GOAL ▸
Of the lines in this material, how many contain "Formations"? Answer with a single number only.

GIVEN DATA ▸
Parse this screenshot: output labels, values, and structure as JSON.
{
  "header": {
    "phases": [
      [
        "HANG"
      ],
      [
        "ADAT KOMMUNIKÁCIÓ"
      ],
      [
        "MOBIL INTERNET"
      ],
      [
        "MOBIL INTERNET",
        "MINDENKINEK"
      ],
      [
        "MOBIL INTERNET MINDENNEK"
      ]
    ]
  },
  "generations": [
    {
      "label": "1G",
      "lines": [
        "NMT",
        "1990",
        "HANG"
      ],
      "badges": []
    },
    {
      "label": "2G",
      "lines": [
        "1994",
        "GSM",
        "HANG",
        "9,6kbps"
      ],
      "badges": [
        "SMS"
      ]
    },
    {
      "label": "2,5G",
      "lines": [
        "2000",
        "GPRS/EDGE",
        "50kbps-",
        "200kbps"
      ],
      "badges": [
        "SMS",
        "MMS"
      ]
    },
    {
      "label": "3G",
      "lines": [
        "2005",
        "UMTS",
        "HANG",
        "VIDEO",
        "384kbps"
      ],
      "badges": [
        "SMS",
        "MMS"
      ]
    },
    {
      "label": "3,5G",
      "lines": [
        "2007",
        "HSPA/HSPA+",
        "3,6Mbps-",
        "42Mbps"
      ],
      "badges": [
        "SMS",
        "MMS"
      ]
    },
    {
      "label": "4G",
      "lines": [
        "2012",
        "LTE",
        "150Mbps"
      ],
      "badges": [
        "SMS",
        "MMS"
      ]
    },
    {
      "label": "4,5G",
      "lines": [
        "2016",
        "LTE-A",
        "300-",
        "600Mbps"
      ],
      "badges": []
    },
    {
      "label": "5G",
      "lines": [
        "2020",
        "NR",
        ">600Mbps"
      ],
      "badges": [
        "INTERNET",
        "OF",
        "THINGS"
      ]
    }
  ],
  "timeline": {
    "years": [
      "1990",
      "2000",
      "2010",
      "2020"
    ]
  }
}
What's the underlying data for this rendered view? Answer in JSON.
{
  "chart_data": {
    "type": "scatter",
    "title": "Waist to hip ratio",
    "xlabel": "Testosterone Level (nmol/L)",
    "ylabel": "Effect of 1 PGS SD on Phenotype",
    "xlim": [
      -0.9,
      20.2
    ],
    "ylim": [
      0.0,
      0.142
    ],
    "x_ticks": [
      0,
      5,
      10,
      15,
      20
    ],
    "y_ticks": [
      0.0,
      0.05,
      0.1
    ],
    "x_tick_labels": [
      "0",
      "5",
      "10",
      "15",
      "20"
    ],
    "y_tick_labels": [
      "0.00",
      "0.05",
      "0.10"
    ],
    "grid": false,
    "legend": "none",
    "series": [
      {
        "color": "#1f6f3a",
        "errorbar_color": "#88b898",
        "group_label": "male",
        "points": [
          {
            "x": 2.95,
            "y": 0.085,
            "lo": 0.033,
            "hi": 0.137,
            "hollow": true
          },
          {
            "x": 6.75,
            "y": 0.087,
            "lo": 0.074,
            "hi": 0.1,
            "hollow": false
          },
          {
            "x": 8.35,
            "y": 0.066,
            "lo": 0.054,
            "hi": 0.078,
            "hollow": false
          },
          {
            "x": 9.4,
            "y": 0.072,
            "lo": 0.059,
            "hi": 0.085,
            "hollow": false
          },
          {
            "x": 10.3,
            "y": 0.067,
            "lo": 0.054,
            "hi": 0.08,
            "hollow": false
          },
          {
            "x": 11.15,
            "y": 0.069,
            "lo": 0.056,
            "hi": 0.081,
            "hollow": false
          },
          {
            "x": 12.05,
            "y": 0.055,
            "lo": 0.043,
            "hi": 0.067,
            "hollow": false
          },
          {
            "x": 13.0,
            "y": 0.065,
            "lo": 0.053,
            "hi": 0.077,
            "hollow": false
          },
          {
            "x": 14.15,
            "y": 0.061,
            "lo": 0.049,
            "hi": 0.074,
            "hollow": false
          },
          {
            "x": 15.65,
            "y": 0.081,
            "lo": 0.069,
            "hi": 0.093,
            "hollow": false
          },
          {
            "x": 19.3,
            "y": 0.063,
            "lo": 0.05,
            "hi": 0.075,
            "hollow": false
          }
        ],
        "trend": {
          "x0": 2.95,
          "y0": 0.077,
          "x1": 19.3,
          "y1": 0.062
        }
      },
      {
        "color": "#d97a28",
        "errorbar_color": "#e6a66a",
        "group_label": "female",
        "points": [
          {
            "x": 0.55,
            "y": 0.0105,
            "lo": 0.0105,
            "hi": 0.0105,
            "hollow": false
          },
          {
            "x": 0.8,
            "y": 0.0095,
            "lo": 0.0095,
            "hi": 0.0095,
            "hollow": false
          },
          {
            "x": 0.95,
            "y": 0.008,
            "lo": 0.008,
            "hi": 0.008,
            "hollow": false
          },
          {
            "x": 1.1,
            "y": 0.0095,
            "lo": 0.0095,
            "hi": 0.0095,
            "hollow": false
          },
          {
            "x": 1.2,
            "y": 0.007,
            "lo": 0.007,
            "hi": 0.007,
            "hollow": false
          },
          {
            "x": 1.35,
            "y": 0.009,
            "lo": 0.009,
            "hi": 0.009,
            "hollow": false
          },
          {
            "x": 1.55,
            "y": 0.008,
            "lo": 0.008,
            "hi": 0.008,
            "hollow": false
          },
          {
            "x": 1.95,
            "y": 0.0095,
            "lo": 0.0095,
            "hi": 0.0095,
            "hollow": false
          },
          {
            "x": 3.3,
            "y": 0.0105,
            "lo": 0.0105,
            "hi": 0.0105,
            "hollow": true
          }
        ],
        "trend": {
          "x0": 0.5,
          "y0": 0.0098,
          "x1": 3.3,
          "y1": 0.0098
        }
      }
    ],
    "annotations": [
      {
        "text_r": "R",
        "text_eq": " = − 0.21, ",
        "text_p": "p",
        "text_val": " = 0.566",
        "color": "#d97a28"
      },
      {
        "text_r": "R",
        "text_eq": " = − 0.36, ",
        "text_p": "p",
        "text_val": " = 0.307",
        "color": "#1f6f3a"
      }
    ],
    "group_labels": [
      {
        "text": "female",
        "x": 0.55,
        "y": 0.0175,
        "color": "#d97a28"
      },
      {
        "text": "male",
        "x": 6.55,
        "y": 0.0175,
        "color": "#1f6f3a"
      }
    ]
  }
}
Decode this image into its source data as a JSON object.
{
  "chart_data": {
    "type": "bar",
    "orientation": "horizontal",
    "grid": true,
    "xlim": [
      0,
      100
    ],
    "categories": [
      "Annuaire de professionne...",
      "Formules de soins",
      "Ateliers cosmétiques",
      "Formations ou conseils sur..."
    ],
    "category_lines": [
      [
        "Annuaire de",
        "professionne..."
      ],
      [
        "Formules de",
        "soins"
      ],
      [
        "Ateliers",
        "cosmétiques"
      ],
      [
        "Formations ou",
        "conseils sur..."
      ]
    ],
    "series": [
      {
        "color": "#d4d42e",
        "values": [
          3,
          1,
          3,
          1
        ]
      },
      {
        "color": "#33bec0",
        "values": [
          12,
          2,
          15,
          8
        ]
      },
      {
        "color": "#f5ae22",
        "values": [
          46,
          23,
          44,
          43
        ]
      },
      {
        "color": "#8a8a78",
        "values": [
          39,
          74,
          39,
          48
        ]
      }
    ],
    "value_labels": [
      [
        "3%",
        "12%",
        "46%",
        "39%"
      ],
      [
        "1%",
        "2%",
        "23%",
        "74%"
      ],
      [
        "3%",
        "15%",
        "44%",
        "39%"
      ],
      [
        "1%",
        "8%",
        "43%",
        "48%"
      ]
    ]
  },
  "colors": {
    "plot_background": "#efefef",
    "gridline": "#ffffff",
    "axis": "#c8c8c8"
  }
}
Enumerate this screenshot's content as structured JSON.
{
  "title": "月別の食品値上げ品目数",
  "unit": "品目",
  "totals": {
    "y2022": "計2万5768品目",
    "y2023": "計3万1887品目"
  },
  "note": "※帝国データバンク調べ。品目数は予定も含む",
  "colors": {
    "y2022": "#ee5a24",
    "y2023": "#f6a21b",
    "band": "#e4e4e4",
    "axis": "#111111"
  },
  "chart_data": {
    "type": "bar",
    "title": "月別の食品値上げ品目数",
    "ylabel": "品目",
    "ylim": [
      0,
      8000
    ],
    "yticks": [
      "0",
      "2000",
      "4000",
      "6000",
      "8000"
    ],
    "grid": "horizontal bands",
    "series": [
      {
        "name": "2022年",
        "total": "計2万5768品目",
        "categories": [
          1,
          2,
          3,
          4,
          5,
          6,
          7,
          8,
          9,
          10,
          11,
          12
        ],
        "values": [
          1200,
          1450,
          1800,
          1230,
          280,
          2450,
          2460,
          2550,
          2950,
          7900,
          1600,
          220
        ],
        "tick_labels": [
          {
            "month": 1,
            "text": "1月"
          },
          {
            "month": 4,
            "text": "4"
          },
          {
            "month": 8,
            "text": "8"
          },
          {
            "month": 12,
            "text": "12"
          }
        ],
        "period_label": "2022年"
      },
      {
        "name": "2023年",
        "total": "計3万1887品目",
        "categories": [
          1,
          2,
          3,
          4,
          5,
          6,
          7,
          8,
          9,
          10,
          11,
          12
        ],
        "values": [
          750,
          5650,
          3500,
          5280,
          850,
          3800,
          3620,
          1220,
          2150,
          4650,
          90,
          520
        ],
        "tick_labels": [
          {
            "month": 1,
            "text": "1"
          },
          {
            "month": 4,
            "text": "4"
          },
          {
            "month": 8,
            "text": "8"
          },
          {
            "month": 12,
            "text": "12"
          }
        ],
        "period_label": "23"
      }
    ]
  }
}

ANSWER FOR THE TASK ▸
2